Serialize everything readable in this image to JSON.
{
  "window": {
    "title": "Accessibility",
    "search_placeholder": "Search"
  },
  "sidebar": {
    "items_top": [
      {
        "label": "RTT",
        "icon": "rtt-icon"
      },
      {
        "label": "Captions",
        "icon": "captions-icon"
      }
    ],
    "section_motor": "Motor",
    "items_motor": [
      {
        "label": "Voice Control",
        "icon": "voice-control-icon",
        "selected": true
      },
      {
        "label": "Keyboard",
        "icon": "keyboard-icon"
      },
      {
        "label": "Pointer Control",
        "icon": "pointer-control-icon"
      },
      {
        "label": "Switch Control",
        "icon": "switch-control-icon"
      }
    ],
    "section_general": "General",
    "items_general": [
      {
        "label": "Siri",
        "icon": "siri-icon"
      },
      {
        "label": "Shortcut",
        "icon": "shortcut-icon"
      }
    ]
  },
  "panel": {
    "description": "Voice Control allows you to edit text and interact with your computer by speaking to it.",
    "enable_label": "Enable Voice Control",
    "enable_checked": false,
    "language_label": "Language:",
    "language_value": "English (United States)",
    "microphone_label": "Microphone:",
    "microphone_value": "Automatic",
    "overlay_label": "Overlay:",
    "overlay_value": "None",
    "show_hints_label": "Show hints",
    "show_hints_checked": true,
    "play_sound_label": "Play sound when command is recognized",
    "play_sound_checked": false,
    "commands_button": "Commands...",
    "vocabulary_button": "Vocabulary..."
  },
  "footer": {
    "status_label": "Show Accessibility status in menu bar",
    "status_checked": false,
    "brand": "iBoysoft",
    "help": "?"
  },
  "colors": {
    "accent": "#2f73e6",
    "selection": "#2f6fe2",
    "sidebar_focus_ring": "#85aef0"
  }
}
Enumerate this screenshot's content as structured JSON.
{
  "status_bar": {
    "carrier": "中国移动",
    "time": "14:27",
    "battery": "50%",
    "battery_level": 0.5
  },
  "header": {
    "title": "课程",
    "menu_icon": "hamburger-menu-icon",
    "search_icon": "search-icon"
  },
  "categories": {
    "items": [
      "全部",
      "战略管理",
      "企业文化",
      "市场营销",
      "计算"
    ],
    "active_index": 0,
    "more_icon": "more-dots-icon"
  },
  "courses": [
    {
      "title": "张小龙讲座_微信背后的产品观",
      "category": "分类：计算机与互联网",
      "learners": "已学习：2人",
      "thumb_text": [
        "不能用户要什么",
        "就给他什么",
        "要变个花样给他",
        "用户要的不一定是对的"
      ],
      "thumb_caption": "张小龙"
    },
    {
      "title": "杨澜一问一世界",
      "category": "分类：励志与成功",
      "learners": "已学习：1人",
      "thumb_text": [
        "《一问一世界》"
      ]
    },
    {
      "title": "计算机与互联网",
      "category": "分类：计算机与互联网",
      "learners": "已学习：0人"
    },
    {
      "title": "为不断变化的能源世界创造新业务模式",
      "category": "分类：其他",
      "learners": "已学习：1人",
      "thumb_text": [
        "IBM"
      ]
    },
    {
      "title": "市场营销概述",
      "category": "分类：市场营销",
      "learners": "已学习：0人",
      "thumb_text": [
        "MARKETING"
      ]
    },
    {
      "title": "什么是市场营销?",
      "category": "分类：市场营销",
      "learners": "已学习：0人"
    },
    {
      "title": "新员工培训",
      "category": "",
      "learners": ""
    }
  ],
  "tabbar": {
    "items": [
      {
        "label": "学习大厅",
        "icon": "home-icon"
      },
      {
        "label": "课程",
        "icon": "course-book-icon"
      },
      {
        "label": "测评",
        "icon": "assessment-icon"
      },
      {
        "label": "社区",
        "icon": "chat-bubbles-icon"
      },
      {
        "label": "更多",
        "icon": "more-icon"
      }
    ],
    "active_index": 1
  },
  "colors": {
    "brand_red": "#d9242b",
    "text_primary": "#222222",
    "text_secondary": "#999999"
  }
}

□ □ □ □ □

Extract each record, keeping it identical to the original.

**Complete output**:
Serialize everything readable in this image to JSON.
{
  "window": {
    "title": "Accessibility",
    "search_placeholder": "Search"
  },
  "sidebar": {
    "items_top": [
      {
        "label": "RTT",
        "icon": "rtt-icon"
      },
      {
        "label": "Captions",
        "icon": "captions-icon"
      }
    ],
    "section_motor": "Motor",
    "items_motor": [
      {
        "label": "Voice Control",
        "icon": "voice-control-icon",
        "selected": true
      },
      {
        "label": "Keyboard",
        "icon": "keyboard-icon"
      },
      {
        "label": "Pointer Control",
        "icon": "pointer-control-icon"
      },
      {
        "label": "Switch Control",
        "icon": "switch-control-icon"
      }
    ],
    "section_general": "General",
    "items_general": [
      {
        "label": "Siri",
        "icon": "siri-icon"
      },
      {
        "label": "Shortcut",
        "icon": "shortcut-icon"
      }
    ]
  },
  "panel": {
    "description": "Voice Control allows you to edit text and interact with your computer by speaking to it.",
    "enable_label": "Enable Voice Control",
    "enable_checked": false,
    "language_label": "Language:",
    "language_value": "English (United States)",
    "microphone_label": "Microphone:",
    "microphone_value": "Automatic",
    "overlay_label": "Overlay:",
    "overlay_value": "None",
    "show_hints_label": "Show hints",
    "show_hints_checked": true,
    "play_sound_label": "Play sound when command is recognized",
    "play_sound_checked": false,
    "commands_button": "Commands...",
    "vocabulary_button": "Vocabulary..."
  },
  "footer": {
    "status_label": "Show Accessibility status in menu bar",
    "status_checked": false,
    "brand": "iBoysoft",
    "help": "?"
  },
  "colors": {
    "accent": "#2f73e6",
    "selection": "#2f6fe2",
    "sidebar_focus_ring": "#85aef0"
  }
}
Enumerate this screenshot's content as structured JSON.
{
  "status_bar": {
    "carrier": "中国移动",
    "time": "14:27",
    "battery": "50%",
    "battery_level": 0.5
  },
  "header": {
    "title": "课程",
    "menu_icon": "hamburger-menu-icon",
    "search_icon": "search-icon"
  },
  "categories": {
    "items": [
      "全部",
      "战略管理",
      "企业文化",
      "市场营销",
      "计算"
    ],
    "active_index": 0,
    "more_icon": "more-dots-icon"
  },
  "courses": [
    {
      "title": "张小龙讲座_微信背后的产品观",
      "category": "分类：计算机与互联网",
      "learners": "已学习：2人",
      "thumb_text": [
        "不能用户要什么",
        "就给他什么",
        "要变个花样给他",
        "用户要的不一定是对的"
      ],
      "thumb_caption": "张小龙"
    },
    {
      "title": "杨澜一问一世界",
      "category": "分类：励志与成功",
      "learners": "已学习：1人",
      "thumb_text": [
        "《一问一世界》"
      ]
    },
    {
      "title": "计算机与互联网",
      "category": "分类：计算机与互联网",
      "learners": "已学习：0人"
    },
    {
      "title": "为不断变化的能源世界创造新业务模式",
      "category": "分类：其他",
      "learners": "已学习：1人",
      "thumb_text": [
        "IBM"
      ]
    },
    {
      "title": "市场营销概述",
      "category": "分类：市场营销",
      "learners": "已学习：0人",
      "thumb_text": [
        "MARKETING"
      ]
    },
    {
      "title": "什么是市场营销?",
      "category": "分类：市场营销",
      "learners": "已学习：0人"
    },
    {
      "title": "新员工培训",
      "category": "",
      "learners": ""
    }
  ],
  "tabbar": {
    "items": [
      {
        "label": "学习大厅",
        "icon": "home-icon"
      },
      {
        "label": "课程",
        "icon": "course-book-icon"
      },
      {
        "label": "测评",
        "icon": "assessment-icon"
      },
      {
        "label": "社区",
        "icon": "chat-bubbles-icon"
      },
      {
        "label": "更多",
        "icon": "more-icon"
      }
    ],
    "active_index": 1
  },
  "colors": {
    "brand_red": "#d9242b",
    "text_primary": "#222222",
    "text_secondary": "#999999"
  }
}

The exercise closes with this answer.